-- start of Reading passage --

Other hostile responses were from people who self-identified as “libertarians” or “anti-woke” or “Conservatives”. Some pointed out that the migrants “are in France. We try to go there for our holidays. It’s nice". France is indeed “nice” for those of us with passports and holiday money. For undocumented English-speaking refugees fleeing Taliban persecution in Afghanistan, where many Afghans worked for British military forces in the past 20 years, France is not always the place of their dreams.

Either way, what struck me about the hostile tweets wasn’t just the sad abuse, lack of empathy or bad grammar and spelling. It was the ignorance about the real issues involved – and that ignorance goes all the way to Ms Braverman herself.

Last week, she was stumped by a fellow Conservative MP who asked a simple question: what are the safe and legal routes for asylum seekers from (say) Africa, trying to enter Britain? In one of the most embarrassing televised clips involving a senior British politician I can ever remember, Ms Braverman was absolutely clueless – perhaps because she knows that there are no safe and legal routes generally available, hence the desperation from migrants.

-- end of Reading passage --

--- Aim of the exercise ---
Repeat word for word the stretch of the asylum commentary from "Either way, what" through "Ms Braverman herself.". The items come from a separate source unrelated to the passage above.

-- start of Dataset content --

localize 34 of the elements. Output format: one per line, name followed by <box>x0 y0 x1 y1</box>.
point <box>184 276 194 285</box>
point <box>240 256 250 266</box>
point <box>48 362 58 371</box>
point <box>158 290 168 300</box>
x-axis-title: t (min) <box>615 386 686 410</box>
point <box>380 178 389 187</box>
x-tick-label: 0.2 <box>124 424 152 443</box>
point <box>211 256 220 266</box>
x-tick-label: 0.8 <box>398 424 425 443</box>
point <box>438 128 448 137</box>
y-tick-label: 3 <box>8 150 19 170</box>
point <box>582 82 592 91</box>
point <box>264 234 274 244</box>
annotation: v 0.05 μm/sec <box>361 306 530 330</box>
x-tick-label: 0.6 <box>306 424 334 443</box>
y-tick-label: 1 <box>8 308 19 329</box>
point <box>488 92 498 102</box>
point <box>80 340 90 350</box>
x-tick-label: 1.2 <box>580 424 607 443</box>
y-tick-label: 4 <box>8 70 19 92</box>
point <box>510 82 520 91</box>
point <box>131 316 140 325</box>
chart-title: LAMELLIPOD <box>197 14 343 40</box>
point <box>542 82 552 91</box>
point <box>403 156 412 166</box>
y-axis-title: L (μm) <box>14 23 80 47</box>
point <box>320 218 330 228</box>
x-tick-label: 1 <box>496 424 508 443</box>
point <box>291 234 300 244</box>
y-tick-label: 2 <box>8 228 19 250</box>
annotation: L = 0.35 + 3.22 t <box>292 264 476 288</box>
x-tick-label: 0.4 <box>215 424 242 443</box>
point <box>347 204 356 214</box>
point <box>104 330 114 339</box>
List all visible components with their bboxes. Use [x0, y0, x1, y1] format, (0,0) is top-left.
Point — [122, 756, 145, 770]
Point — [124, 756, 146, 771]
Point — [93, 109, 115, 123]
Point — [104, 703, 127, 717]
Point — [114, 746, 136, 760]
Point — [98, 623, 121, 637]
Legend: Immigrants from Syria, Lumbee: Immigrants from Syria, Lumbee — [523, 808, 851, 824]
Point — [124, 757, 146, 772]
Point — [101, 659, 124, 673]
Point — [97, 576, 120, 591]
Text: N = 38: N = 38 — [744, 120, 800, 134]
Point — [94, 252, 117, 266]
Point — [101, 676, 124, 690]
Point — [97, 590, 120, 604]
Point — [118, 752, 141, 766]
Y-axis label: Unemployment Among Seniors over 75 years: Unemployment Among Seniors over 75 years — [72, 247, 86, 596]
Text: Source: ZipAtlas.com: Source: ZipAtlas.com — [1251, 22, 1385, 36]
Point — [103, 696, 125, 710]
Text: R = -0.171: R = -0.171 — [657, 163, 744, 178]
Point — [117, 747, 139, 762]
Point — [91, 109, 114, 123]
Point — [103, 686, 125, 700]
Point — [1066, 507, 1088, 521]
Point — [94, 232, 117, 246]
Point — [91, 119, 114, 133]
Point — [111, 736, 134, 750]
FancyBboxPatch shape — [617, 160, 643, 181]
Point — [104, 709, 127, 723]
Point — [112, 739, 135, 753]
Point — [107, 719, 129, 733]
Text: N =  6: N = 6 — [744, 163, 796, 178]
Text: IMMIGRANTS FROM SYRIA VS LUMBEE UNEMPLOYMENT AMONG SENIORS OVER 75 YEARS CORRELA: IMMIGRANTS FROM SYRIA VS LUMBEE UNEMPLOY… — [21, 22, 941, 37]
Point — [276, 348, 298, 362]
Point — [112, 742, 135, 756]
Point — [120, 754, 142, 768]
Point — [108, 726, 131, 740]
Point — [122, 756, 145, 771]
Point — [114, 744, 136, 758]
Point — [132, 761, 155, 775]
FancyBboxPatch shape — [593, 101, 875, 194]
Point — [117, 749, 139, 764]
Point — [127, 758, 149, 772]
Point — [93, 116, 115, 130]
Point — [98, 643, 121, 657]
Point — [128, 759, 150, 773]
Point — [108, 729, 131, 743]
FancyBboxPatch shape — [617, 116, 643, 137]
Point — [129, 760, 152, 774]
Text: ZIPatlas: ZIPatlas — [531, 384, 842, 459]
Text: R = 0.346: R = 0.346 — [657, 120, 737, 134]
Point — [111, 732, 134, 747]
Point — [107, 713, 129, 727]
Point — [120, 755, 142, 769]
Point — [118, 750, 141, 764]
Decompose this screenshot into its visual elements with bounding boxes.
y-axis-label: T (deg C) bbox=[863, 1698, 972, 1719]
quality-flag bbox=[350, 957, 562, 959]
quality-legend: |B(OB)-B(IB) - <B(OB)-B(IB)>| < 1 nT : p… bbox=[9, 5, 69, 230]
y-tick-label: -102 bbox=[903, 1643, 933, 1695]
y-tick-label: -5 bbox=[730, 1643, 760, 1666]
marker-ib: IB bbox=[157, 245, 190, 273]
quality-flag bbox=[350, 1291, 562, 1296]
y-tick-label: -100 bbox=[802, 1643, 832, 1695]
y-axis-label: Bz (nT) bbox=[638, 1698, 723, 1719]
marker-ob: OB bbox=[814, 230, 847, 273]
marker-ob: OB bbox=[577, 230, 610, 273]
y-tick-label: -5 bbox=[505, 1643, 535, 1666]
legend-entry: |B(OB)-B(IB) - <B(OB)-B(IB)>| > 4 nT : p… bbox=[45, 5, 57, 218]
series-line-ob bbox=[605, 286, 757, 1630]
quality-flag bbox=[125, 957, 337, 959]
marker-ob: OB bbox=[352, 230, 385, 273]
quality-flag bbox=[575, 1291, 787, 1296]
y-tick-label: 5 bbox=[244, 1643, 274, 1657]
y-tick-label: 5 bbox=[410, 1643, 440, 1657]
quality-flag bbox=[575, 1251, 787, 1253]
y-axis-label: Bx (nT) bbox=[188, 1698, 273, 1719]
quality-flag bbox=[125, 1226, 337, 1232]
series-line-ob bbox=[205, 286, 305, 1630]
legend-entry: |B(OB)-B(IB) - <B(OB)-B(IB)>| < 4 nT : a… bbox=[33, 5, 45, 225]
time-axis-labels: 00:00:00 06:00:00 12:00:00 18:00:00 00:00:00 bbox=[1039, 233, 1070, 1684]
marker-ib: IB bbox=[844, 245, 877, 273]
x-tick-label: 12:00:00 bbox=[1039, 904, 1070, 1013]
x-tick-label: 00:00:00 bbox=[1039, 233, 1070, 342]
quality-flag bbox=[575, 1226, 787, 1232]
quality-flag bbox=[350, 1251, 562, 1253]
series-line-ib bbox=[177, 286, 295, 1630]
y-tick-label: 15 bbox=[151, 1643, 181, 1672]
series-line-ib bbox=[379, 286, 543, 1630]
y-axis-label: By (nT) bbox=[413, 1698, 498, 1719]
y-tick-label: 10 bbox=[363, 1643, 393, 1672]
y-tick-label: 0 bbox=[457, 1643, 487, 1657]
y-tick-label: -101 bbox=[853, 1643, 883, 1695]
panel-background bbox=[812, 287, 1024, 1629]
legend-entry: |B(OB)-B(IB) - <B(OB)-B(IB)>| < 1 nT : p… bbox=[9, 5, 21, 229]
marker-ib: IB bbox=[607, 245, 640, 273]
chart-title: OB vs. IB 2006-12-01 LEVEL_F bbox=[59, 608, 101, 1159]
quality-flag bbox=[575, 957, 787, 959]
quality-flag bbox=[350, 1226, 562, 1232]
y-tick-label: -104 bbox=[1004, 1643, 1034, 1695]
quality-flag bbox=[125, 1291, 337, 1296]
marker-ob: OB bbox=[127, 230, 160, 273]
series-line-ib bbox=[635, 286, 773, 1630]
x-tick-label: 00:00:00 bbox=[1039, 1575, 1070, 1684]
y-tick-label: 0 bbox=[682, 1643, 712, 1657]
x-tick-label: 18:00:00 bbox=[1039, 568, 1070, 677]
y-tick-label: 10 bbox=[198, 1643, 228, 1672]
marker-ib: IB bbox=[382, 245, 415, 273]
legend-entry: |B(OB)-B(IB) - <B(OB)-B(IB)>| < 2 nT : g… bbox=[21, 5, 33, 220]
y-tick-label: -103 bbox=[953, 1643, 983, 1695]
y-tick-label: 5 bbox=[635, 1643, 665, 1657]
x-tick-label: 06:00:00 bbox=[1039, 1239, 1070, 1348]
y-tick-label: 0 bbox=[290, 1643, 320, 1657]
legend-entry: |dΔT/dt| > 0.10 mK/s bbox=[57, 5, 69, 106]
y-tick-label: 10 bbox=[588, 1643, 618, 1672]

-- end of Dataset content --

--- Solved exercise ---
Either way, what struck me about the hostile tweets wasn’t just the sad abuse, lack of empathy or bad grammar and spelling. It was the ignorance about the real issues involved – and that ignorance goes all the way to Ms Braverman herself.